Data items
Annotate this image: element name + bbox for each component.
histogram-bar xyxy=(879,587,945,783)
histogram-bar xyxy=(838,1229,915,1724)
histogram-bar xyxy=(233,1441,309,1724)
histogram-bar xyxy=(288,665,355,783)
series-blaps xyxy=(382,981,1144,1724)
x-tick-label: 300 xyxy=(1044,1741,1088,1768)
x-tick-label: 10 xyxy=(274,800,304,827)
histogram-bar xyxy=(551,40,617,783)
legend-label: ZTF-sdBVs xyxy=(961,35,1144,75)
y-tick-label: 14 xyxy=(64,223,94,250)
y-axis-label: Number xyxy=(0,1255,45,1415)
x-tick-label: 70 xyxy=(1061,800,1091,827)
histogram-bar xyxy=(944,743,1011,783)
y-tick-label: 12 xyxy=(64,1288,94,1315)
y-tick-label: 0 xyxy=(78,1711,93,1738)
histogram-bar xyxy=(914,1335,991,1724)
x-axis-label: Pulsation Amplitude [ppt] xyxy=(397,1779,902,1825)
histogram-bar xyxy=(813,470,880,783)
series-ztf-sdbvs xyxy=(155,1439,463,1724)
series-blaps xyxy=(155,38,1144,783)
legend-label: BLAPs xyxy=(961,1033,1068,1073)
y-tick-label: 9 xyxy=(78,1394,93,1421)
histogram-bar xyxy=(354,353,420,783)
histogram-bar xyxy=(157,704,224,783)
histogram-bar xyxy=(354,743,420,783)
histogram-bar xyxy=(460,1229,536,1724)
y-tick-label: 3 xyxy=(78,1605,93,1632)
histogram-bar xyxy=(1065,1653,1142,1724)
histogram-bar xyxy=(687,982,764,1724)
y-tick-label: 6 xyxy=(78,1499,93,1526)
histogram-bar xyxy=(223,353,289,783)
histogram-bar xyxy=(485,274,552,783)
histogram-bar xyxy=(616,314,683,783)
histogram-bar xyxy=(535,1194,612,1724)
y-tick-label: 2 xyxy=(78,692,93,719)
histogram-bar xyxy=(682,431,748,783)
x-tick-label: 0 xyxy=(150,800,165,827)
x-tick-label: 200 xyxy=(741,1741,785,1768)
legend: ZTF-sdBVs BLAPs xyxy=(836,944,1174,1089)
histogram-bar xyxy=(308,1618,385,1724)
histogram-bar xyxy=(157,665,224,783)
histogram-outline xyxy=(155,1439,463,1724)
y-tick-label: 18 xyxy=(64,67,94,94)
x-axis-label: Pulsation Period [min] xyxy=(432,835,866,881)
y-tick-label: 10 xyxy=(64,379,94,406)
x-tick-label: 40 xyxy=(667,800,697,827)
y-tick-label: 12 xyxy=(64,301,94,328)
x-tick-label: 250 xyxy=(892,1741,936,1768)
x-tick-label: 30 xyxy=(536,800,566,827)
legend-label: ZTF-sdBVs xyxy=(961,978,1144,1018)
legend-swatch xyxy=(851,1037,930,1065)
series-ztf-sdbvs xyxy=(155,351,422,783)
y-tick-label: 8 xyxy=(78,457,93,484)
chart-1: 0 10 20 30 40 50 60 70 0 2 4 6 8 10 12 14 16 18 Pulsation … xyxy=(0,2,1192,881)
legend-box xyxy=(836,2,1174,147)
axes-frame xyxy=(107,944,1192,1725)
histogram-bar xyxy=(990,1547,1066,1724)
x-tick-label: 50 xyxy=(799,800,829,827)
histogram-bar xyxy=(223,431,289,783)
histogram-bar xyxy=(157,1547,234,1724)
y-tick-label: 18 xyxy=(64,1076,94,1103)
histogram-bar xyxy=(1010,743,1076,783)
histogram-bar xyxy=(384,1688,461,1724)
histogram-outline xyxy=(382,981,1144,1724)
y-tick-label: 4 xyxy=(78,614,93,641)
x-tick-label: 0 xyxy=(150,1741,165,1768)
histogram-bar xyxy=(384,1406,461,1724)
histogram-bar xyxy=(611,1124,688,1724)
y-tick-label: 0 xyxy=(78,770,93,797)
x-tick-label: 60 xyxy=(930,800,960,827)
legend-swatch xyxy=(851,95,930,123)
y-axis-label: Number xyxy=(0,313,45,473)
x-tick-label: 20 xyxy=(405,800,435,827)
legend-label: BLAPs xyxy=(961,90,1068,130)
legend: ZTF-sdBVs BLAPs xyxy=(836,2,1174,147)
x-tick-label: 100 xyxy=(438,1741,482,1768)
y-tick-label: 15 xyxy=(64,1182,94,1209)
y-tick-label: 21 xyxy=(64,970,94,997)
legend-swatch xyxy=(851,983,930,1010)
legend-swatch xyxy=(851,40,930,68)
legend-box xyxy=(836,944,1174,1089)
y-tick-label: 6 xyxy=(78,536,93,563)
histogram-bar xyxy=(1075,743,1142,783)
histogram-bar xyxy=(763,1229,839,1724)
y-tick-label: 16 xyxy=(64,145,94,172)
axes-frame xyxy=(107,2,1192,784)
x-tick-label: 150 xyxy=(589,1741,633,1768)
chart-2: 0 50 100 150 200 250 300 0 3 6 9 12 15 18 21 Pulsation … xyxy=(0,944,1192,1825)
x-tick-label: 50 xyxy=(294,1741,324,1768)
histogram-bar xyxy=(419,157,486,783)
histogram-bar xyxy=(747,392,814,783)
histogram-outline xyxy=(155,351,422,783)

Required work: Rename "Pulsation" to "Oscillation" everywhere in the listing above and give the whole listing again, with everything else unchanged.

Answer to this exercise:
Annotate this image: element name + bbox for each component.
histogram-bar xyxy=(879,587,945,783)
histogram-bar xyxy=(838,1229,915,1724)
histogram-bar xyxy=(233,1441,309,1724)
histogram-bar xyxy=(288,665,355,783)
series-blaps xyxy=(382,981,1144,1724)
x-tick-label: 300 xyxy=(1044,1741,1088,1768)
x-tick-label: 10 xyxy=(274,800,304,827)
histogram-bar xyxy=(551,40,617,783)
legend-label: ZTF-sdBVs xyxy=(961,35,1144,75)
y-tick-label: 14 xyxy=(64,223,94,250)
y-axis-label: Number xyxy=(0,1255,45,1415)
x-tick-label: 70 xyxy=(1061,800,1091,827)
histogram-bar xyxy=(944,743,1011,783)
y-tick-label: 12 xyxy=(64,1288,94,1315)
y-tick-label: 0 xyxy=(78,1711,93,1738)
histogram-bar xyxy=(914,1335,991,1724)
x-axis-label: Oscillation Amplitude [ppt] xyxy=(397,1779,902,1825)
histogram-bar xyxy=(813,470,880,783)
series-ztf-sdbvs xyxy=(155,1439,463,1724)
series-blaps xyxy=(155,38,1144,783)
legend-label: BLAPs xyxy=(961,1033,1068,1073)
y-tick-label: 9 xyxy=(78,1394,93,1421)
histogram-bar xyxy=(354,353,420,783)
histogram-bar xyxy=(157,704,224,783)
histogram-bar xyxy=(354,743,420,783)
histogram-bar xyxy=(460,1229,536,1724)
y-tick-label: 3 xyxy=(78,1605,93,1632)
histogram-bar xyxy=(1065,1653,1142,1724)
histogram-bar xyxy=(687,982,764,1724)
y-tick-label: 6 xyxy=(78,1499,93,1526)
histogram-bar xyxy=(223,353,289,783)
histogram-bar xyxy=(485,274,552,783)
histogram-bar xyxy=(616,314,683,783)
histogram-bar xyxy=(535,1194,612,1724)
y-tick-label: 2 xyxy=(78,692,93,719)
histogram-bar xyxy=(682,431,748,783)
x-tick-label: 0 xyxy=(150,800,165,827)
x-tick-label: 200 xyxy=(741,1741,785,1768)
legend: ZTF-sdBVs BLAPs xyxy=(836,944,1174,1089)
histogram-bar xyxy=(308,1618,385,1724)
histogram-bar xyxy=(157,665,224,783)
histogram-outline xyxy=(155,1439,463,1724)
y-tick-label: 18 xyxy=(64,67,94,94)
x-axis-label: Oscillation Period [min] xyxy=(432,835,866,881)
y-tick-label: 10 xyxy=(64,379,94,406)
x-tick-label: 40 xyxy=(667,800,697,827)
y-tick-label: 12 xyxy=(64,301,94,328)
x-tick-label: 250 xyxy=(892,1741,936,1768)
x-tick-label: 30 xyxy=(536,800,566,827)
legend-label: ZTF-sdBVs xyxy=(961,978,1144,1018)
legend-swatch xyxy=(851,1037,930,1065)
series-ztf-sdbvs xyxy=(155,351,422,783)
y-tick-label: 8 xyxy=(78,457,93,484)
chart-1: 0 10 20 30 40 50 60 70 0 2 4 6 8 10 12 14 16 18 Oscillation … xyxy=(0,2,1192,881)
legend-box xyxy=(836,2,1174,147)
axes-frame xyxy=(107,944,1192,1725)
histogram-bar xyxy=(990,1547,1066,1724)
x-tick-label: 50 xyxy=(799,800,829,827)
histogram-bar xyxy=(223,431,289,783)
histogram-bar xyxy=(157,1547,234,1724)
y-tick-label: 18 xyxy=(64,1076,94,1103)
histogram-bar xyxy=(1010,743,1076,783)
histogram-bar xyxy=(384,1688,461,1724)
histogram-outline xyxy=(382,981,1144,1724)
y-tick-label: 4 xyxy=(78,614,93,641)
x-tick-label: 0 xyxy=(150,1741,165,1768)
histogram-bar xyxy=(384,1406,461,1724)
histogram-bar xyxy=(611,1124,688,1724)
y-tick-label: 0 xyxy=(78,770,93,797)
x-tick-label: 60 xyxy=(930,800,960,827)
legend-swatch xyxy=(851,95,930,123)
y-axis-label: Number xyxy=(0,313,45,473)
x-tick-label: 20 xyxy=(405,800,435,827)
legend-label: BLAPs xyxy=(961,90,1068,130)
legend: ZTF-sdBVs BLAPs xyxy=(836,2,1174,147)
x-tick-label: 100 xyxy=(438,1741,482,1768)
y-tick-label: 15 xyxy=(64,1182,94,1209)
y-tick-label: 21 xyxy=(64,970,94,997)
legend-swatch xyxy=(851,983,930,1010)
legend-swatch xyxy=(851,40,930,68)
legend-box xyxy=(836,944,1174,1089)
y-tick-label: 6 xyxy=(78,536,93,563)
histogram-bar xyxy=(1075,743,1142,783)
histogram-bar xyxy=(763,1229,839,1724)
y-tick-label: 16 xyxy=(64,145,94,172)
axes-frame xyxy=(107,2,1192,784)
x-tick-label: 150 xyxy=(589,1741,633,1768)
chart-2: 0 50 100 150 200 250 300 0 3 6 9 12 15 18 21 Oscillation … xyxy=(0,944,1192,1825)
x-tick-label: 50 xyxy=(294,1741,324,1768)
histogram-bar xyxy=(419,157,486,783)
histogram-bar xyxy=(747,392,814,783)
histogram-outline xyxy=(155,351,422,783)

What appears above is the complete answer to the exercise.